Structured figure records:
··········

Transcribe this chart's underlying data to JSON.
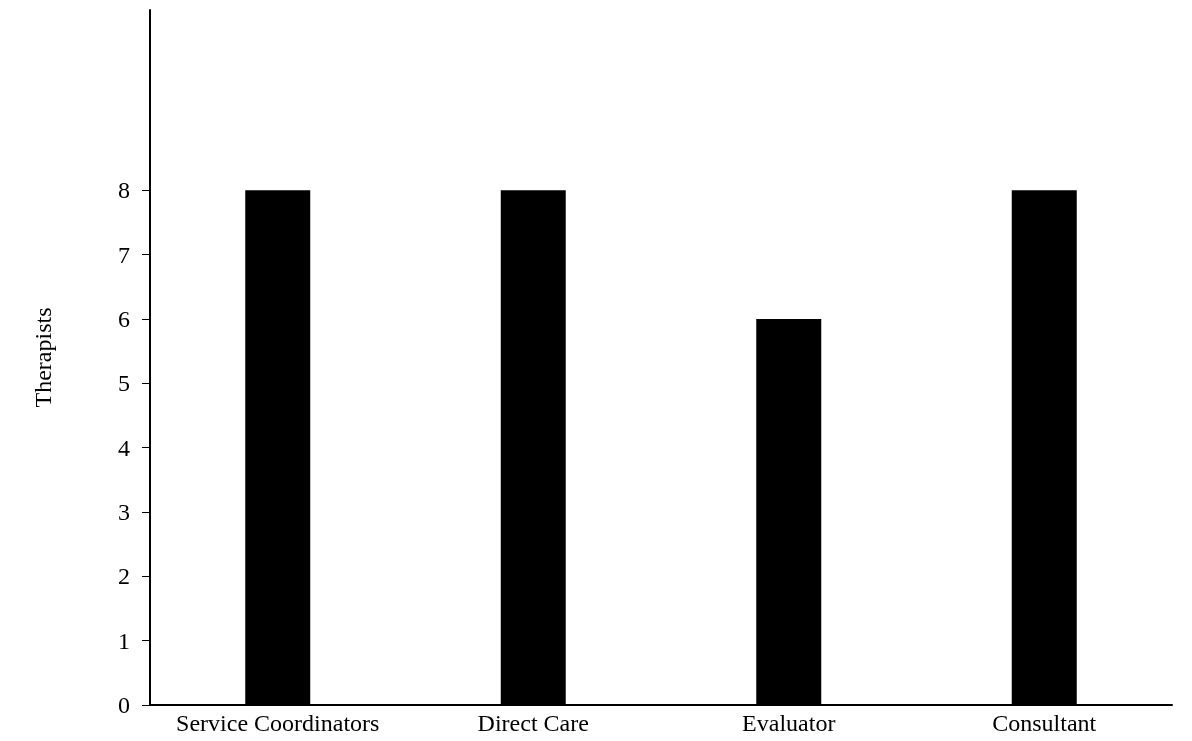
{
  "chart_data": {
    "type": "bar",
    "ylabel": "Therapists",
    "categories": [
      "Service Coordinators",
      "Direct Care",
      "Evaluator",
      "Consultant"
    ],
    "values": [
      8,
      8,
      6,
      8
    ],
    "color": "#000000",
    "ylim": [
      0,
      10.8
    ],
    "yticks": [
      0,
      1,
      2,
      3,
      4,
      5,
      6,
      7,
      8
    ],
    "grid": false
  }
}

··········

● **Required task**:
Without the pictures, restate all the entries above exactly.

● **Task result**:
Transcribe this chart's underlying data to JSON.
{
  "chart_data": {
    "type": "bar",
    "ylabel": "Therapists",
    "categories": [
      "Service Coordinators",
      "Direct Care",
      "Evaluator",
      "Consultant"
    ],
    "values": [
      8,
      8,
      6,
      8
    ],
    "color": "#000000",
    "ylim": [
      0,
      10.8
    ],
    "yticks": [
      0,
      1,
      2,
      3,
      4,
      5,
      6,
      7,
      8
    ],
    "grid": false
  }
}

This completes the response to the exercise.